---------- DATASET CONTENT

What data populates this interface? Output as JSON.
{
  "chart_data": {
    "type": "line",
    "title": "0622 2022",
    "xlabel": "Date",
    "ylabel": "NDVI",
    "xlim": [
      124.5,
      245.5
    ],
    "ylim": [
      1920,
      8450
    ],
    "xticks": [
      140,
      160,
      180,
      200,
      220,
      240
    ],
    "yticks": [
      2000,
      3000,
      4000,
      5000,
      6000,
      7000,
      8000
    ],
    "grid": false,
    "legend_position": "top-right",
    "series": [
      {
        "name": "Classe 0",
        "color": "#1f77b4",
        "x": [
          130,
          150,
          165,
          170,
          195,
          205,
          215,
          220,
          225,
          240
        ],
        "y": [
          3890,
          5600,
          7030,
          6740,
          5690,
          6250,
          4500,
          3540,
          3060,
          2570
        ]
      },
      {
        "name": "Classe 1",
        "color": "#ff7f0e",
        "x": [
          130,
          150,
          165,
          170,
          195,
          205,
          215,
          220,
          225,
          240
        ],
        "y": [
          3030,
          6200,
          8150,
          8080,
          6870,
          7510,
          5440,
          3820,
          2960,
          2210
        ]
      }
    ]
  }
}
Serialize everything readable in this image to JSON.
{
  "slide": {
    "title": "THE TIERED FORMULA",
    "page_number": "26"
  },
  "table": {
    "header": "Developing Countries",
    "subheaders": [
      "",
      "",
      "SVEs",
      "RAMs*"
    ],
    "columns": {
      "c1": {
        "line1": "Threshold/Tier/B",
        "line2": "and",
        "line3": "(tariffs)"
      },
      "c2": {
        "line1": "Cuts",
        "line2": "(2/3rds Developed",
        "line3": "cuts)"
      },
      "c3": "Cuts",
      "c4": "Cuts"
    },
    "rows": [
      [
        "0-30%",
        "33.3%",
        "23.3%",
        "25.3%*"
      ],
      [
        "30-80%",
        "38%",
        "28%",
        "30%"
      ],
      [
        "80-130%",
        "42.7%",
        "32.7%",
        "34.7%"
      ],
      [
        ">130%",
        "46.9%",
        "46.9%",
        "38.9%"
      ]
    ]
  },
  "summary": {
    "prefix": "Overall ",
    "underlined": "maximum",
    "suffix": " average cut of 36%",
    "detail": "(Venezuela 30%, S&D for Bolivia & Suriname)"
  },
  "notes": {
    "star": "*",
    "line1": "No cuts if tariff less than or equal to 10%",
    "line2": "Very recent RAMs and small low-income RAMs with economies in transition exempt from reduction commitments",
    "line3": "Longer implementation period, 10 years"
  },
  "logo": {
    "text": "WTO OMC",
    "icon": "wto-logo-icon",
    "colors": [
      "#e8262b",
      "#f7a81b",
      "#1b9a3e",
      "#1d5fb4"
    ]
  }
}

--------------------

• [SHORT PROBLEM]:
From the data above, count the lines where "JSON" occurs and give that figure and nothing else.

• [OUTPUT BELOW]:
2